___ DATASET RECORDS ___

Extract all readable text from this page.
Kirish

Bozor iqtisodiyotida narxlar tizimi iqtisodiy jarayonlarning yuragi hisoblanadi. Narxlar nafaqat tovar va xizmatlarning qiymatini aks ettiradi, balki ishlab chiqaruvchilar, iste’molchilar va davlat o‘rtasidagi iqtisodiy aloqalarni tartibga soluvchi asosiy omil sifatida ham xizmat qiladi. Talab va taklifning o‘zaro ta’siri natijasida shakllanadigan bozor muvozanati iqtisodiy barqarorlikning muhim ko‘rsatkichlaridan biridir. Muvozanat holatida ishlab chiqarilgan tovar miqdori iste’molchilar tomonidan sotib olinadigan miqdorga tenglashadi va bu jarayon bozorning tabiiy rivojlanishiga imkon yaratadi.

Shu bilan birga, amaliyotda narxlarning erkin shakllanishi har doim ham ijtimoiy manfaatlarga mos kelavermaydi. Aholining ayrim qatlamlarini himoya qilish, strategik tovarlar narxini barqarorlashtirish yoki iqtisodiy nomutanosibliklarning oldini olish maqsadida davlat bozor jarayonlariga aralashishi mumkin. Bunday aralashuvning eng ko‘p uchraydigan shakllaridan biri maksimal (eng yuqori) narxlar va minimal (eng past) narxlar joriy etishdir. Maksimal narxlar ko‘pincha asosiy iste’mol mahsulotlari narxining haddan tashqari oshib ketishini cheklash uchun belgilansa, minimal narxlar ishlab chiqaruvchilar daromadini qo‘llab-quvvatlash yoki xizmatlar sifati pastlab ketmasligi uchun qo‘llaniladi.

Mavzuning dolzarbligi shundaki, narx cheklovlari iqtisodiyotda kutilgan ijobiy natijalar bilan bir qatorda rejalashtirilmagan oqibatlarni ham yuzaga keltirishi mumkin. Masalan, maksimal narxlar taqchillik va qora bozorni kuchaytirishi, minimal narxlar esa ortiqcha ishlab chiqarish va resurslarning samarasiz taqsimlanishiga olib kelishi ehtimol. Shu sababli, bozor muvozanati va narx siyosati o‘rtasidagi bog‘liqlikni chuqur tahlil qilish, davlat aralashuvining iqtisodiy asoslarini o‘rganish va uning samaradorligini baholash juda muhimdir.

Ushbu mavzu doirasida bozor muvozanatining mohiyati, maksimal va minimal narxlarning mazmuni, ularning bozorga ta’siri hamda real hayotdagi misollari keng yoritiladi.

___
___ DATASET RECORDS ___

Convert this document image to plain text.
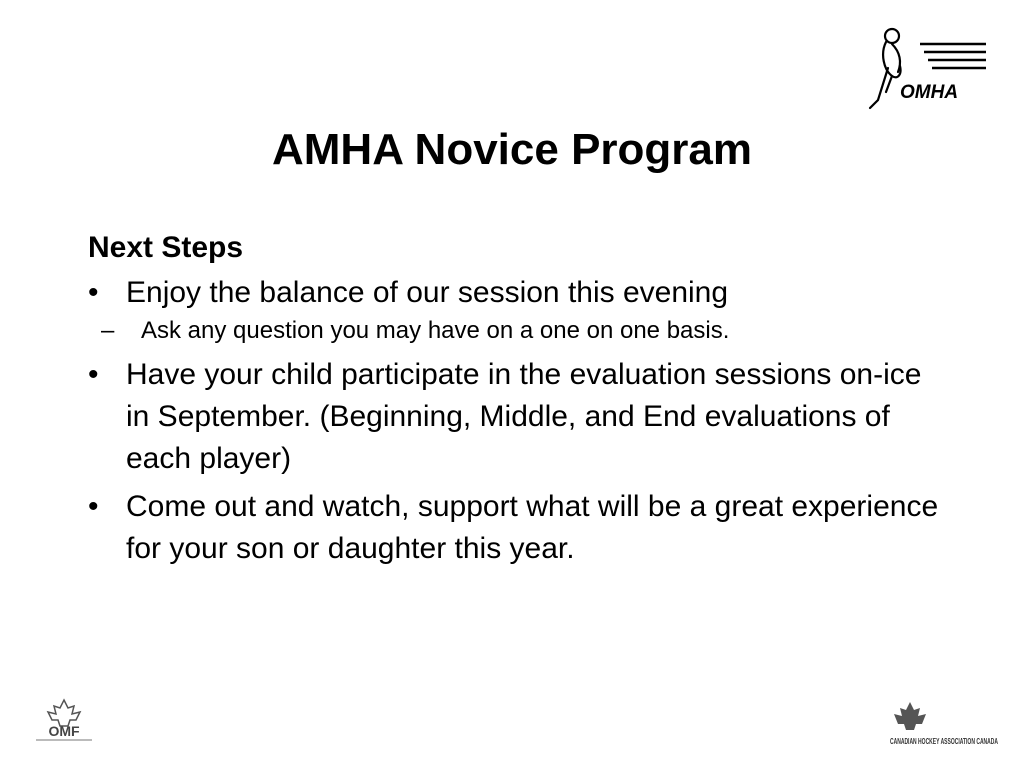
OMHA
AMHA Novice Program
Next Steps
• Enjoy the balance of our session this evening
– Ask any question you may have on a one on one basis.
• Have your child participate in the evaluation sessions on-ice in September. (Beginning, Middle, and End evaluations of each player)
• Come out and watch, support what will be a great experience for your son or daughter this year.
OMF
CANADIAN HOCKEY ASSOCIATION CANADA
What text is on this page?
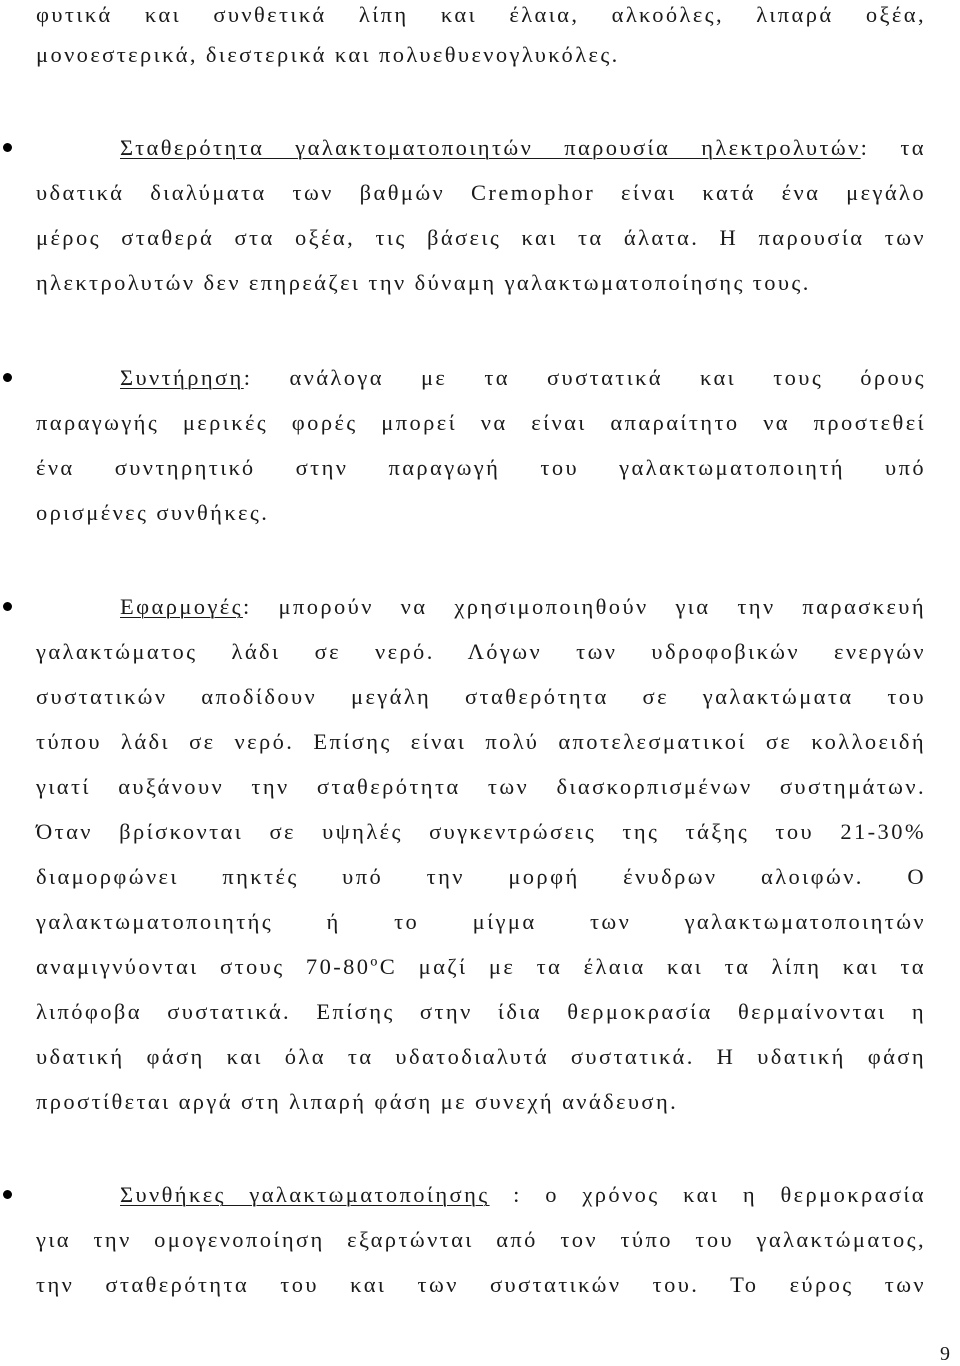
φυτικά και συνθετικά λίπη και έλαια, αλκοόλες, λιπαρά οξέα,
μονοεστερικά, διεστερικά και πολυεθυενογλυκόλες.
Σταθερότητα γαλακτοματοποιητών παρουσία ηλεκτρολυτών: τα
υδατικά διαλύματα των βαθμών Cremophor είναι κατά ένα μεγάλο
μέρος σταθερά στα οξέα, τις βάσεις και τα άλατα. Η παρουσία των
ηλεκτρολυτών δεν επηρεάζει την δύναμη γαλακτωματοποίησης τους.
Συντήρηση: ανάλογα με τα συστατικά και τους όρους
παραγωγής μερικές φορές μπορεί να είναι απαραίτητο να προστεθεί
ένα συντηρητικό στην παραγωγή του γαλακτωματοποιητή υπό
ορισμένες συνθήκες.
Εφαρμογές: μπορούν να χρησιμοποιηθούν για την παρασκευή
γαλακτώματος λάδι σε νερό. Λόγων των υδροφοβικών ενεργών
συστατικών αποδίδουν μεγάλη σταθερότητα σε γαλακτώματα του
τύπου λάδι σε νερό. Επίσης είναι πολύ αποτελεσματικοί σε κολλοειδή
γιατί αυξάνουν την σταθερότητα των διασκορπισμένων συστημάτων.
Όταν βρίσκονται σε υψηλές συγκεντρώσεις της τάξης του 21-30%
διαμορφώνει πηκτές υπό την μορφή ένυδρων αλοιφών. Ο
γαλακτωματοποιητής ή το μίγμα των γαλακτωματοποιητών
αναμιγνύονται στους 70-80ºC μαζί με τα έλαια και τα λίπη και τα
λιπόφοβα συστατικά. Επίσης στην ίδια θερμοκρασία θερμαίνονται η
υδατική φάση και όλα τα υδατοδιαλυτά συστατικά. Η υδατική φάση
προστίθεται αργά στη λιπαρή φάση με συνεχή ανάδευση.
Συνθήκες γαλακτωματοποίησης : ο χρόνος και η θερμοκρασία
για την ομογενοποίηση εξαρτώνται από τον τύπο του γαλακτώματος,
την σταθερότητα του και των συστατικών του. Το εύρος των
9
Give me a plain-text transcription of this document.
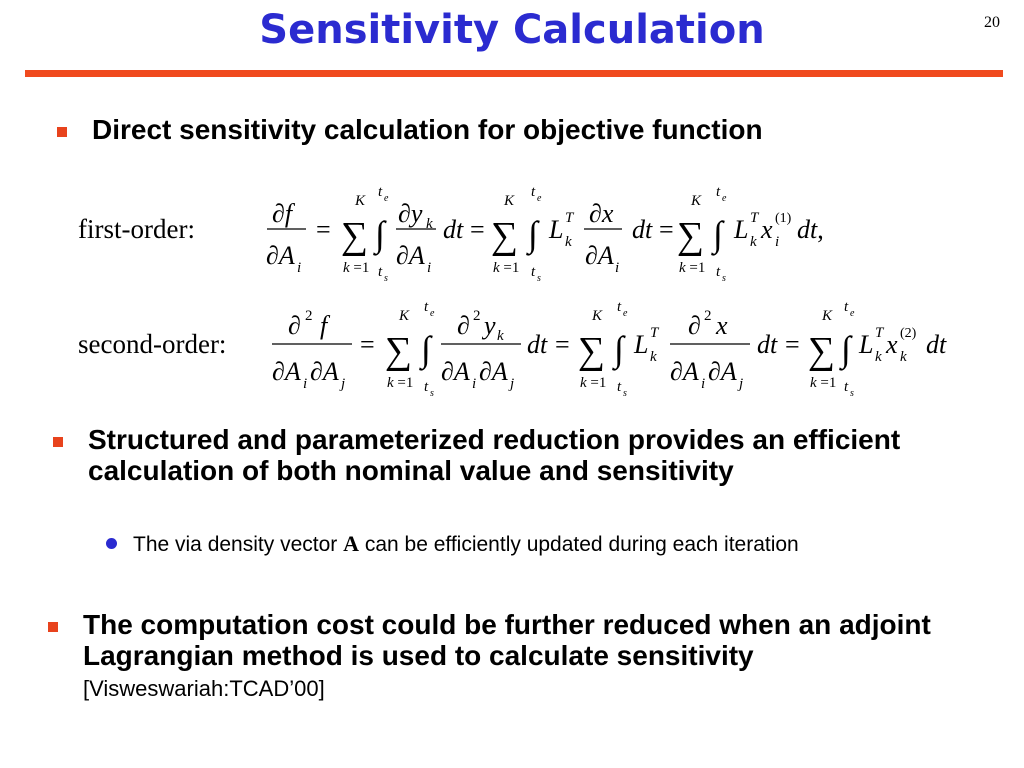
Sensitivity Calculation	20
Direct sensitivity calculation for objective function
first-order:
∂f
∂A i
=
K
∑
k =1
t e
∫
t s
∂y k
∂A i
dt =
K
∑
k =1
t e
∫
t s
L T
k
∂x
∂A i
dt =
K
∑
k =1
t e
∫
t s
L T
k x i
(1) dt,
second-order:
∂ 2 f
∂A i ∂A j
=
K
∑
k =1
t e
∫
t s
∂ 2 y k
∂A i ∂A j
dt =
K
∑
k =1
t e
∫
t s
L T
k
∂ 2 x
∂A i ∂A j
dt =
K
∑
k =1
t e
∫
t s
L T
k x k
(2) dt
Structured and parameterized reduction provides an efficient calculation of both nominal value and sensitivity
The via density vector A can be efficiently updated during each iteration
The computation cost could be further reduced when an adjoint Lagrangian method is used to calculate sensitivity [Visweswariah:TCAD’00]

___

Look through the material and copy each line that has "έλαια".

• OUTPUT BELOW
φυτικά και συνθετικά λίπη και έλαια, αλκοόλες, λιπαρά οξέα,
αναμιγνύονται στους 70-80ºC μαζί με τα έλαια και τα λίπη και τα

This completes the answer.